**Dataset:**
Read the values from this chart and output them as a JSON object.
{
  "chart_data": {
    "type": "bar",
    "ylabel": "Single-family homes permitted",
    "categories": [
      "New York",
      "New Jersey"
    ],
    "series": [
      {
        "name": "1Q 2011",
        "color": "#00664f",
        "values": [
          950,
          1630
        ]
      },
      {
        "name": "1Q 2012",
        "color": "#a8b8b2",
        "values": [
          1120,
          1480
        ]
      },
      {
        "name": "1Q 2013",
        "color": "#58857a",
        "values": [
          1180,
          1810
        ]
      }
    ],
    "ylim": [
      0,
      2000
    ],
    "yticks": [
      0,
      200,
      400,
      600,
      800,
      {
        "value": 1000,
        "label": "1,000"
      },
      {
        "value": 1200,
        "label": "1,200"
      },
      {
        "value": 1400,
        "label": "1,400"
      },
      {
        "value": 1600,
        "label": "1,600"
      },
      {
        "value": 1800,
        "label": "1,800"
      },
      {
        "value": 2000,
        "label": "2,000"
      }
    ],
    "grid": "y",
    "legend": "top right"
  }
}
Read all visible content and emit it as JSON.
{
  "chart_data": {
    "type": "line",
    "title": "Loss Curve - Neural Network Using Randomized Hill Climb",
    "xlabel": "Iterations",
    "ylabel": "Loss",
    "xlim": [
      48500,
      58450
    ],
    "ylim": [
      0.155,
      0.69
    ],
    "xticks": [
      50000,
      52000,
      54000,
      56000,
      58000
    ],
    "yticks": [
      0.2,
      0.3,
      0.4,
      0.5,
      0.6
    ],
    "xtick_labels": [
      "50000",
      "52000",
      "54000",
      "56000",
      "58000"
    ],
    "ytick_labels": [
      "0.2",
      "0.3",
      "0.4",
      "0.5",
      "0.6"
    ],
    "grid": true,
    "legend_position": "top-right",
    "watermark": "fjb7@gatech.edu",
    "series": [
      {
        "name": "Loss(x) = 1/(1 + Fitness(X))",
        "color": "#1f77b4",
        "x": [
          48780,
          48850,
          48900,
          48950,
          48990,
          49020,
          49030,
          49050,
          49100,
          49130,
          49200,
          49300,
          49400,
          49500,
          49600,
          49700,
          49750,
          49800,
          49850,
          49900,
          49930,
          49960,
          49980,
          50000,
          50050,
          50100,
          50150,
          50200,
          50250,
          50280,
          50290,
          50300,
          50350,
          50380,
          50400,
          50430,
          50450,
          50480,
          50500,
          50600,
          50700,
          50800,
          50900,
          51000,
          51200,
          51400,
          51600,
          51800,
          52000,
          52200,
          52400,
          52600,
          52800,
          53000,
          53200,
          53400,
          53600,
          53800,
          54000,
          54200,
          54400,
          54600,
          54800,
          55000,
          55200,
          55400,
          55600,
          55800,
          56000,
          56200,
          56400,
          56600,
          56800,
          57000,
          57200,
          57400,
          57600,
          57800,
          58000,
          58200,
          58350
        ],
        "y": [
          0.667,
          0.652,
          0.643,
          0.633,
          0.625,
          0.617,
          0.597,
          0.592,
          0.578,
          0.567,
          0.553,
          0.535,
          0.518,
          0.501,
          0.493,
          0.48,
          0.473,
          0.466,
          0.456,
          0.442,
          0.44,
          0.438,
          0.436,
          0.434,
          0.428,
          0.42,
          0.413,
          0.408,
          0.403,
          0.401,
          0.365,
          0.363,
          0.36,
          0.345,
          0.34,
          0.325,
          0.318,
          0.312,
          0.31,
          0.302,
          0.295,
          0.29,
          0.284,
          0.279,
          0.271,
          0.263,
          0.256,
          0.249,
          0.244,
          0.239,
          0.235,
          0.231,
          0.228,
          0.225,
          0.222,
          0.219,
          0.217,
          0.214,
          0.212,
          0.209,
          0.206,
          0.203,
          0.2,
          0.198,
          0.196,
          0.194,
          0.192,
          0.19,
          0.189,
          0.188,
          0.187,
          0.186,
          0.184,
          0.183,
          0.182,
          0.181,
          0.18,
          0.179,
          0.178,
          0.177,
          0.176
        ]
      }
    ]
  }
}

**Stated goal:** Using the entries above, please restate each one word for word.

**Exercise result:**
Read the values from this chart and output them as a JSON object.
{
  "chart_data": {
    "type": "bar",
    "ylabel": "Single-family homes permitted",
    "categories": [
      "New York",
      "New Jersey"
    ],
    "series": [
      {
        "name": "1Q 2011",
        "color": "#00664f",
        "values": [
          950,
          1630
        ]
      },
      {
        "name": "1Q 2012",
        "color": "#a8b8b2",
        "values": [
          1120,
          1480
        ]
      },
      {
        "name": "1Q 2013",
        "color": "#58857a",
        "values": [
          1180,
          1810
        ]
      }
    ],
    "ylim": [
      0,
      2000
    ],
    "yticks": [
      0,
      200,
      400,
      600,
      800,
      {
        "value": 1000,
        "label": "1,000"
      },
      {
        "value": 1200,
        "label": "1,200"
      },
      {
        "value": 1400,
        "label": "1,400"
      },
      {
        "value": 1600,
        "label": "1,600"
      },
      {
        "value": 1800,
        "label": "1,800"
      },
      {
        "value": 2000,
        "label": "2,000"
      }
    ],
    "grid": "y",
    "legend": "top right"
  }
}
Read all visible content and emit it as JSON.
{
  "chart_data": {
    "type": "line",
    "title": "Loss Curve - Neural Network Using Randomized Hill Climb",
    "xlabel": "Iterations",
    "ylabel": "Loss",
    "xlim": [
      48500,
      58450
    ],
    "ylim": [
      0.155,
      0.69
    ],
    "xticks": [
      50000,
      52000,
      54000,
      56000,
      58000
    ],
    "yticks": [
      0.2,
      0.3,
      0.4,
      0.5,
      0.6
    ],
    "xtick_labels": [
      "50000",
      "52000",
      "54000",
      "56000",
      "58000"
    ],
    "ytick_labels": [
      "0.2",
      "0.3",
      "0.4",
      "0.5",
      "0.6"
    ],
    "grid": true,
    "legend_position": "top-right",
    "watermark": "fjb7@gatech.edu",
    "series": [
      {
        "name": "Loss(x) = 1/(1 + Fitness(X))",
        "color": "#1f77b4",
        "x": [
          48780,
          48850,
          48900,
          48950,
          48990,
          49020,
          49030,
          49050,
          49100,
          49130,
          49200,
          49300,
          49400,
          49500,
          49600,
          49700,
          49750,
          49800,
          49850,
          49900,
          49930,
          49960,
          49980,
          50000,
          50050,
          50100,
          50150,
          50200,
          50250,
          50280,
          50290,
          50300,
          50350,
          50380,
          50400,
          50430,
          50450,
          50480,
          50500,
          50600,
          50700,
          50800,
          50900,
          51000,
          51200,
          51400,
          51600,
          51800,
          52000,
          52200,
          52400,
          52600,
          52800,
          53000,
          53200,
          53400,
          53600,
          53800,
          54000,
          54200,
          54400,
          54600,
          54800,
          55000,
          55200,
          55400,
          55600,
          55800,
          56000,
          56200,
          56400,
          56600,
          56800,
          57000,
          57200,
          57400,
          57600,
          57800,
          58000,
          58200,
          58350
        ],
        "y": [
          0.667,
          0.652,
          0.643,
          0.633,
          0.625,
          0.617,
          0.597,
          0.592,
          0.578,
          0.567,
          0.553,
          0.535,
          0.518,
          0.501,
          0.493,
          0.48,
          0.473,
          0.466,
          0.456,
          0.442,
          0.44,
          0.438,
          0.436,
          0.434,
          0.428,
          0.42,
          0.413,
          0.408,
          0.403,
          0.401,
          0.365,
          0.363,
          0.36,
          0.345,
          0.34,
          0.325,
          0.318,
          0.312,
          0.31,
          0.302,
          0.295,
          0.29,
          0.284,
          0.279,
          0.271,
          0.263,
          0.256,
          0.249,
          0.244,
          0.239,
          0.235,
          0.231,
          0.228,
          0.225,
          0.222,
          0.219,
          0.217,
          0.214,
          0.212,
          0.209,
          0.206,
          0.203,
          0.2,
          0.198,
          0.196,
          0.194,
          0.192,
          0.19,
          0.189,
          0.188,
          0.187,
          0.186,
          0.184,
          0.183,
          0.182,
          0.181,
          0.18,
          0.179,
          0.178,
          0.177,
          0.176
        ]
      }
    ]
  }
}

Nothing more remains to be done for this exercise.